Data entries
[Begin]

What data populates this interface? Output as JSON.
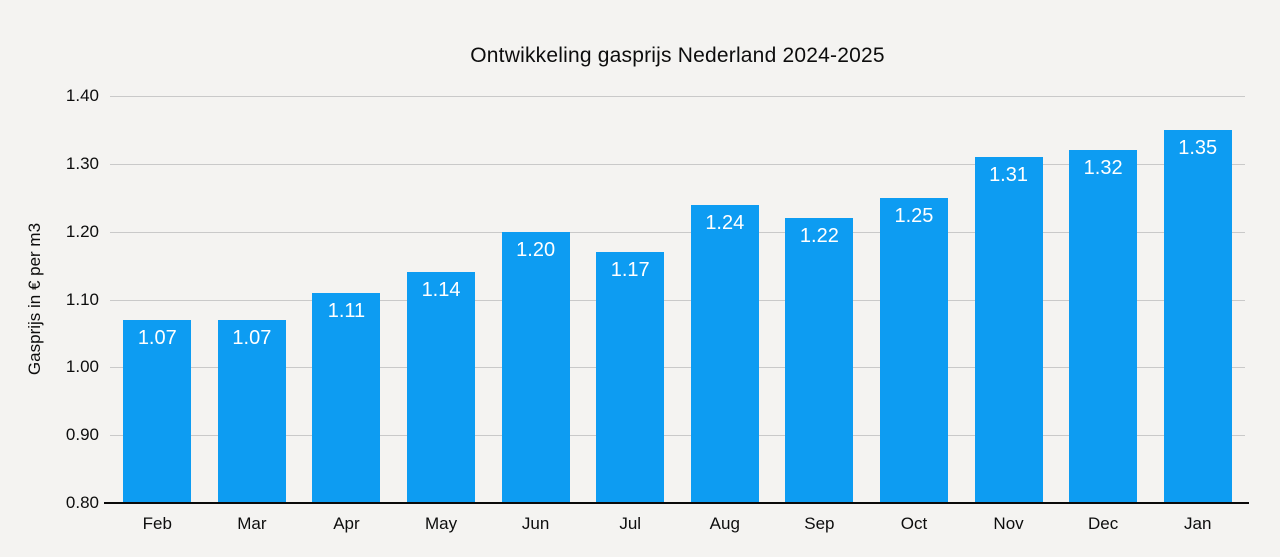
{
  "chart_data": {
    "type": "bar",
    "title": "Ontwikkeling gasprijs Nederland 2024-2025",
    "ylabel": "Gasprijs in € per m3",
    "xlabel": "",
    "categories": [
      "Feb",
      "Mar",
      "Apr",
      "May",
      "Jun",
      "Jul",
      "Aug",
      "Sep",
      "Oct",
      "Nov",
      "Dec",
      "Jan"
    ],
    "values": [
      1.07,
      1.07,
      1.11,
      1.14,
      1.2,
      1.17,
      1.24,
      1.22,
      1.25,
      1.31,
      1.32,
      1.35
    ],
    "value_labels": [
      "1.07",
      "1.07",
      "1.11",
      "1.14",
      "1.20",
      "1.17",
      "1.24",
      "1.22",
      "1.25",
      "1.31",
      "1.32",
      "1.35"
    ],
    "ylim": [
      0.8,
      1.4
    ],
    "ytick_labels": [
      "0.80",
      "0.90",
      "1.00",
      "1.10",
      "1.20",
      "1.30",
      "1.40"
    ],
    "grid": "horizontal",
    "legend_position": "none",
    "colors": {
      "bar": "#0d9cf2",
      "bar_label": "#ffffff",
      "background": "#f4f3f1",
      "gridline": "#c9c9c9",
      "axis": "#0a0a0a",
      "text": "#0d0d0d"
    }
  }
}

[End]

-- Written request --
Set the pictures aside and transcribe the data above exactly.

-- Exercise solution --
What data populates this interface? Output as JSON.
{
  "chart_data": {
    "type": "bar",
    "title": "Ontwikkeling gasprijs Nederland 2024-2025",
    "ylabel": "Gasprijs in € per m3",
    "xlabel": "",
    "categories": [
      "Feb",
      "Mar",
      "Apr",
      "May",
      "Jun",
      "Jul",
      "Aug",
      "Sep",
      "Oct",
      "Nov",
      "Dec",
      "Jan"
    ],
    "values": [
      1.07,
      1.07,
      1.11,
      1.14,
      1.2,
      1.17,
      1.24,
      1.22,
      1.25,
      1.31,
      1.32,
      1.35
    ],
    "value_labels": [
      "1.07",
      "1.07",
      "1.11",
      "1.14",
      "1.20",
      "1.17",
      "1.24",
      "1.22",
      "1.25",
      "1.31",
      "1.32",
      "1.35"
    ],
    "ylim": [
      0.8,
      1.4
    ],
    "ytick_labels": [
      "0.80",
      "0.90",
      "1.00",
      "1.10",
      "1.20",
      "1.30",
      "1.40"
    ],
    "grid": "horizontal",
    "legend_position": "none",
    "colors": {
      "bar": "#0d9cf2",
      "bar_label": "#ffffff",
      "background": "#f4f3f1",
      "gridline": "#c9c9c9",
      "axis": "#0a0a0a",
      "text": "#0d0d0d"
    }
  }
}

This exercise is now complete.